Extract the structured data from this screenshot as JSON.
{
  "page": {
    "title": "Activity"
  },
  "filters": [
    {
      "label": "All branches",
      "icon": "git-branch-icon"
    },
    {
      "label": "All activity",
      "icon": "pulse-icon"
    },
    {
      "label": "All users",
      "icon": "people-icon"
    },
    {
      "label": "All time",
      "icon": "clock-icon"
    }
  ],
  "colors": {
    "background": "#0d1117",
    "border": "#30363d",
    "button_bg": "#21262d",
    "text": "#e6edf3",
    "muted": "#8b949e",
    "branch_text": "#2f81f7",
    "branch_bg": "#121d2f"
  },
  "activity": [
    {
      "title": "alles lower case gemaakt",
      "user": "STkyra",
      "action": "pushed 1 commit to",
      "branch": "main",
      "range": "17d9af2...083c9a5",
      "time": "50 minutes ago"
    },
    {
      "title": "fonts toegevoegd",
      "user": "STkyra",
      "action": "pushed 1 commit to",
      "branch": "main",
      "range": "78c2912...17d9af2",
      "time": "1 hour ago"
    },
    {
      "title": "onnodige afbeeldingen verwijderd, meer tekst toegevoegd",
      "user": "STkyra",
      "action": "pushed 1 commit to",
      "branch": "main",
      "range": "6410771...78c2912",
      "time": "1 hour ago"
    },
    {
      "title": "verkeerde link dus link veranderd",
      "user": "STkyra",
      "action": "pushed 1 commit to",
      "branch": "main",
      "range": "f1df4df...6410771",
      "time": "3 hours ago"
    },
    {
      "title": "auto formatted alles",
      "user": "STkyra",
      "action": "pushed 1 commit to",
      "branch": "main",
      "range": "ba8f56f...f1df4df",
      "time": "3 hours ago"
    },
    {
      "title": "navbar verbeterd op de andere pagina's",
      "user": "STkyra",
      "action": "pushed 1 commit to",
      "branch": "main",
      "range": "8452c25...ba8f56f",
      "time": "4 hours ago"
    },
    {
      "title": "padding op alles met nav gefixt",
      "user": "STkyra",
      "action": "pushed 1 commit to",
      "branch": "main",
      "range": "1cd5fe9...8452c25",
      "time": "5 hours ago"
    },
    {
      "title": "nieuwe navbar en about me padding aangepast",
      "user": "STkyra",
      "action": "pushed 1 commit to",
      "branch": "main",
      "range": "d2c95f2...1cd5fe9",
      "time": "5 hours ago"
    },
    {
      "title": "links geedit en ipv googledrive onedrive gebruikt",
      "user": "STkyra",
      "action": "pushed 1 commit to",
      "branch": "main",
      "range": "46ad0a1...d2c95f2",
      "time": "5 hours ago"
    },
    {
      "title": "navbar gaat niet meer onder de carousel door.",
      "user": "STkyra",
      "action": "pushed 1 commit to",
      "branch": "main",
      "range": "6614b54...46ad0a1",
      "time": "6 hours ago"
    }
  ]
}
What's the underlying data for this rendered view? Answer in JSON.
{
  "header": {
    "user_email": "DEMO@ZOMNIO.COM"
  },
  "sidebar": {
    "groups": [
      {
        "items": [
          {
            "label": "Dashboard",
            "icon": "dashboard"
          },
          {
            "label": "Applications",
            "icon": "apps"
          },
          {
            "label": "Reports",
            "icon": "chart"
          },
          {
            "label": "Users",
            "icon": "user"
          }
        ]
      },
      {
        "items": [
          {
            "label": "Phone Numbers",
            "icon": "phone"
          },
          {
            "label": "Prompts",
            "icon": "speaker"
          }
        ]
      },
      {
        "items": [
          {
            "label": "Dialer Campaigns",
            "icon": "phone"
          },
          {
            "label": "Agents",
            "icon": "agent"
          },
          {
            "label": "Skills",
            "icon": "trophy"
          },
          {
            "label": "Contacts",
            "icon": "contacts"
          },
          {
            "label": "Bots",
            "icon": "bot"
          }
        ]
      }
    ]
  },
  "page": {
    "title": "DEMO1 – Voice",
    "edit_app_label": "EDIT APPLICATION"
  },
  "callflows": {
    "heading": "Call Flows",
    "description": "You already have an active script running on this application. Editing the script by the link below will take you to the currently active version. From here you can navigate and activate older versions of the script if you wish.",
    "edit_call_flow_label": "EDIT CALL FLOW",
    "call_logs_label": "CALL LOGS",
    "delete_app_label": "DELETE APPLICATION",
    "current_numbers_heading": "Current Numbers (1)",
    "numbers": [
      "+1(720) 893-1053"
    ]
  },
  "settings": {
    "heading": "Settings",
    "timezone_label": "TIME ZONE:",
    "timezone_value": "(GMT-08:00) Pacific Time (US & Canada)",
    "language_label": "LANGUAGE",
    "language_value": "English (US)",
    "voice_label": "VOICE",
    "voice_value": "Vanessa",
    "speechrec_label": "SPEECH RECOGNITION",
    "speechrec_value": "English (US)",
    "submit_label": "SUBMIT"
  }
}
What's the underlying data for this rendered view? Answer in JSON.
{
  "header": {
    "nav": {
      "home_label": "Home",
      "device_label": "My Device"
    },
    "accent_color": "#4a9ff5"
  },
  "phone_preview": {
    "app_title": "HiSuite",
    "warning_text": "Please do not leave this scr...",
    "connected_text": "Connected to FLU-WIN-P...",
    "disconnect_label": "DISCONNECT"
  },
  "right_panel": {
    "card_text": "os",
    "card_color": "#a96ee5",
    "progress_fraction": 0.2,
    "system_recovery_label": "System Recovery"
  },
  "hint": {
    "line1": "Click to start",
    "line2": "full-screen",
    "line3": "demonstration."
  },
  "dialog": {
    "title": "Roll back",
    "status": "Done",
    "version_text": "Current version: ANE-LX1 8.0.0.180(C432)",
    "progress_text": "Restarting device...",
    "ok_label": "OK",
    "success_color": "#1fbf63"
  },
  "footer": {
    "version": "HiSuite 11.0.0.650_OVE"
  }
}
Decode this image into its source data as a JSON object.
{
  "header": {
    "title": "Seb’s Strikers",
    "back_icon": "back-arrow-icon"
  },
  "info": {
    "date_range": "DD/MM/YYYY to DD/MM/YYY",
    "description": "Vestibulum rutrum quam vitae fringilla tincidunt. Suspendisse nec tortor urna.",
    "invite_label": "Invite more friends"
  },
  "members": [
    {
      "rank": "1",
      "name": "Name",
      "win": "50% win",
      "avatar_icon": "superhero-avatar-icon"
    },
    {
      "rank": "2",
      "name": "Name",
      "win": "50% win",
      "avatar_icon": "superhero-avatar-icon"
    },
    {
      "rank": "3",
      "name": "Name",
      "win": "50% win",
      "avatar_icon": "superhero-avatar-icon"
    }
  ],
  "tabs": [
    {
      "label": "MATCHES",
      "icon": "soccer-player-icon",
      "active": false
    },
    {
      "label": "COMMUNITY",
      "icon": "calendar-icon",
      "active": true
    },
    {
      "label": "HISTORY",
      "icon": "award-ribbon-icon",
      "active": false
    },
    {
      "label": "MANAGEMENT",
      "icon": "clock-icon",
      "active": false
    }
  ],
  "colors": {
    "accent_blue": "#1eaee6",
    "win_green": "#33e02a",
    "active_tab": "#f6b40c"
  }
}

◆ ◆ ◆ ◆

§ **TASK OBJECTIVE**
Exactly reproduce the material above.

§ **RESULT**
Extract the structured data from this screenshot as JSON.
{
  "page": {
    "title": "Activity"
  },
  "filters": [
    {
      "label": "All branches",
      "icon": "git-branch-icon"
    },
    {
      "label": "All activity",
      "icon": "pulse-icon"
    },
    {
      "label": "All users",
      "icon": "people-icon"
    },
    {
      "label": "All time",
      "icon": "clock-icon"
    }
  ],
  "colors": {
    "background": "#0d1117",
    "border": "#30363d",
    "button_bg": "#21262d",
    "text": "#e6edf3",
    "muted": "#8b949e",
    "branch_text": "#2f81f7",
    "branch_bg": "#121d2f"
  },
  "activity": [
    {
      "title": "alles lower case gemaakt",
      "user": "STkyra",
      "action": "pushed 1 commit to",
      "branch": "main",
      "range": "17d9af2...083c9a5",
      "time": "50 minutes ago"
    },
    {
      "title": "fonts toegevoegd",
      "user": "STkyra",
      "action": "pushed 1 commit to",
      "branch": "main",
      "range": "78c2912...17d9af2",
      "time": "1 hour ago"
    },
    {
      "title": "onnodige afbeeldingen verwijderd, meer tekst toegevoegd",
      "user": "STkyra",
      "action": "pushed 1 commit to",
      "branch": "main",
      "range": "6410771...78c2912",
      "time": "1 hour ago"
    },
    {
      "title": "verkeerde link dus link veranderd",
      "user": "STkyra",
      "action": "pushed 1 commit to",
      "branch": "main",
      "range": "f1df4df...6410771",
      "time": "3 hours ago"
    },
    {
      "title": "auto formatted alles",
      "user": "STkyra",
      "action": "pushed 1 commit to",
      "branch": "main",
      "range": "ba8f56f...f1df4df",
      "time": "3 hours ago"
    },
    {
      "title": "navbar verbeterd op de andere pagina's",
      "user": "STkyra",
      "action": "pushed 1 commit to",
      "branch": "main",
      "range": "8452c25...ba8f56f",
      "time": "4 hours ago"
    },
    {
      "title": "padding op alles met nav gefixt",
      "user": "STkyra",
      "action": "pushed 1 commit to",
      "branch": "main",
      "range": "1cd5fe9...8452c25",
      "time": "5 hours ago"
    },
    {
      "title": "nieuwe navbar en about me padding aangepast",
      "user": "STkyra",
      "action": "pushed 1 commit to",
      "branch": "main",
      "range": "d2c95f2...1cd5fe9",
      "time": "5 hours ago"
    },
    {
      "title": "links geedit en ipv googledrive onedrive gebruikt",
      "user": "STkyra",
      "action": "pushed 1 commit to",
      "branch": "main",
      "range": "46ad0a1...d2c95f2",
      "time": "5 hours ago"
    },
    {
      "title": "navbar gaat niet meer onder de carousel door.",
      "user": "STkyra",
      "action": "pushed 1 commit to",
      "branch": "main",
      "range": "6614b54...46ad0a1",
      "time": "6 hours ago"
    }
  ]
}
What's the underlying data for this rendered view? Answer in JSON.
{
  "header": {
    "user_email": "DEMO@ZOMNIO.COM"
  },
  "sidebar": {
    "groups": [
      {
        "items": [
          {
            "label": "Dashboard",
            "icon": "dashboard"
          },
          {
            "label": "Applications",
            "icon": "apps"
          },
          {
            "label": "Reports",
            "icon": "chart"
          },
          {
            "label": "Users",
            "icon": "user"
          }
        ]
      },
      {
        "items": [
          {
            "label": "Phone Numbers",
            "icon": "phone"
          },
          {
            "label": "Prompts",
            "icon": "speaker"
          }
        ]
      },
      {
        "items": [
          {
            "label": "Dialer Campaigns",
            "icon": "phone"
          },
          {
            "label": "Agents",
            "icon": "agent"
          },
          {
            "label": "Skills",
            "icon": "trophy"
          },
          {
            "label": "Contacts",
            "icon": "contacts"
          },
          {
            "label": "Bots",
            "icon": "bot"
          }
        ]
      }
    ]
  },
  "page": {
    "title": "DEMO1 – Voice",
    "edit_app_label": "EDIT APPLICATION"
  },
  "callflows": {
    "heading": "Call Flows",
    "description": "You already have an active script running on this application. Editing the script by the link below will take you to the currently active version. From here you can navigate and activate older versions of the script if you wish.",
    "edit_call_flow_label": "EDIT CALL FLOW",
    "call_logs_label": "CALL LOGS",
    "delete_app_label": "DELETE APPLICATION",
    "current_numbers_heading": "Current Numbers (1)",
    "numbers": [
      "+1(720) 893-1053"
    ]
  },
  "settings": {
    "heading": "Settings",
    "timezone_label": "TIME ZONE:",
    "timezone_value": "(GMT-08:00) Pacific Time (US & Canada)",
    "language_label": "LANGUAGE",
    "language_value": "English (US)",
    "voice_label": "VOICE",
    "voice_value": "Vanessa",
    "speechrec_label": "SPEECH RECOGNITION",
    "speechrec_value": "English (US)",
    "submit_label": "SUBMIT"
  }
}
What's the underlying data for this rendered view? Answer in JSON.
{
  "header": {
    "nav": {
      "home_label": "Home",
      "device_label": "My Device"
    },
    "accent_color": "#4a9ff5"
  },
  "phone_preview": {
    "app_title": "HiSuite",
    "warning_text": "Please do not leave this scr...",
    "connected_text": "Connected to FLU-WIN-P...",
    "disconnect_label": "DISCONNECT"
  },
  "right_panel": {
    "card_text": "os",
    "card_color": "#a96ee5",
    "progress_fraction": 0.2,
    "system_recovery_label": "System Recovery"
  },
  "hint": {
    "line1": "Click to start",
    "line2": "full-screen",
    "line3": "demonstration."
  },
  "dialog": {
    "title": "Roll back",
    "status": "Done",
    "version_text": "Current version: ANE-LX1 8.0.0.180(C432)",
    "progress_text": "Restarting device...",
    "ok_label": "OK",
    "success_color": "#1fbf63"
  },
  "footer": {
    "version": "HiSuite 11.0.0.650_OVE"
  }
}
Decode this image into its source data as a JSON object.
{
  "header": {
    "title": "Seb’s Strikers",
    "back_icon": "back-arrow-icon"
  },
  "info": {
    "date_range": "DD/MM/YYYY to DD/MM/YYY",
    "description": "Vestibulum rutrum quam vitae fringilla tincidunt. Suspendisse nec tortor urna.",
    "invite_label": "Invite more friends"
  },
  "members": [
    {
      "rank": "1",
      "name": "Name",
      "win": "50% win",
      "avatar_icon": "superhero-avatar-icon"
    },
    {
      "rank": "2",
      "name": "Name",
      "win": "50% win",
      "avatar_icon": "superhero-avatar-icon"
    },
    {
      "rank": "3",
      "name": "Name",
      "win": "50% win",
      "avatar_icon": "superhero-avatar-icon"
    }
  ],
  "tabs": [
    {
      "label": "MATCHES",
      "icon": "soccer-player-icon",
      "active": false
    },
    {
      "label": "COMMUNITY",
      "icon": "calendar-icon",
      "active": true
    },
    {
      "label": "HISTORY",
      "icon": "award-ribbon-icon",
      "active": false
    },
    {
      "label": "MANAGEMENT",
      "icon": "clock-icon",
      "active": false
    }
  ],
  "colors": {
    "accent_blue": "#1eaee6",
    "win_green": "#33e02a",
    "active_tab": "#f6b40c"
  }
}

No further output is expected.